▶ [Given instruction]:
Quote all of the data below exactly, please.

○ ○ ○

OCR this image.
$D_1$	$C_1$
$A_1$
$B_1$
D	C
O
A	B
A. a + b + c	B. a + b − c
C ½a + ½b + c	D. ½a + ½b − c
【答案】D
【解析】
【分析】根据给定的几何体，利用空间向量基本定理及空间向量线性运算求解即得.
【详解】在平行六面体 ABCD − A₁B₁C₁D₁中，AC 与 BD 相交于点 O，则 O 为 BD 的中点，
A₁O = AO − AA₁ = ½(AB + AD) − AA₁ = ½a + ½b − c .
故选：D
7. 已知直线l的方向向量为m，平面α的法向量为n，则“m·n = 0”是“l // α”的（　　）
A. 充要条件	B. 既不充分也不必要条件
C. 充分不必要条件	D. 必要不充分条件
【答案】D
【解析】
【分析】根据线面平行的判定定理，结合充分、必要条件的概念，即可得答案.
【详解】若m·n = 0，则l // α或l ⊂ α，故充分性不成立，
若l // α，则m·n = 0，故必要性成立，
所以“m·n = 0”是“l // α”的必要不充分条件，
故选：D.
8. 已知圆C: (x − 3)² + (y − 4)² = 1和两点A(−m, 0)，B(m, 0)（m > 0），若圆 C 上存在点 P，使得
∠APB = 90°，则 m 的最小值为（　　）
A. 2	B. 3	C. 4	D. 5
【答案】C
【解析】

○ ○ ○

▶ [Solution for this problem]:
OCR this image.
$D_1$	$C_1$
$A_1$
$B_1$
D	C
O
A	B
A. a + b + c	B. a + b − c
C ½a + ½b + c	D. ½a + ½b − c
【答案】D
【解析】
【分析】根据给定的几何体，利用空间向量基本定理及空间向量线性运算求解即得.
【详解】在平行六面体 ABCD − A₁B₁C₁D₁中，AC 与 BD 相交于点 O，则 O 为 BD 的中点，
A₁O = AO − AA₁ = ½(AB + AD) − AA₁ = ½a + ½b − c .
故选：D
7. 已知直线l的方向向量为m，平面α的法向量为n，则“m·n = 0”是“l // α”的（　　）
A. 充要条件	B. 既不充分也不必要条件
C. 充分不必要条件	D. 必要不充分条件
【答案】D
【解析】
【分析】根据线面平行的判定定理，结合充分、必要条件的概念，即可得答案.
【详解】若m·n = 0，则l // α或l ⊂ α，故充分性不成立，
若l // α，则m·n = 0，故必要性成立，
所以“m·n = 0”是“l // α”的必要不充分条件，
故选：D.
8. 已知圆C: (x − 3)² + (y − 4)² = 1和两点A(−m, 0)，B(m, 0)（m > 0），若圆 C 上存在点 P，使得
∠APB = 90°，则 m 的最小值为（　　）
A. 2	B. 3	C. 4	D. 5
【答案】C
【解析】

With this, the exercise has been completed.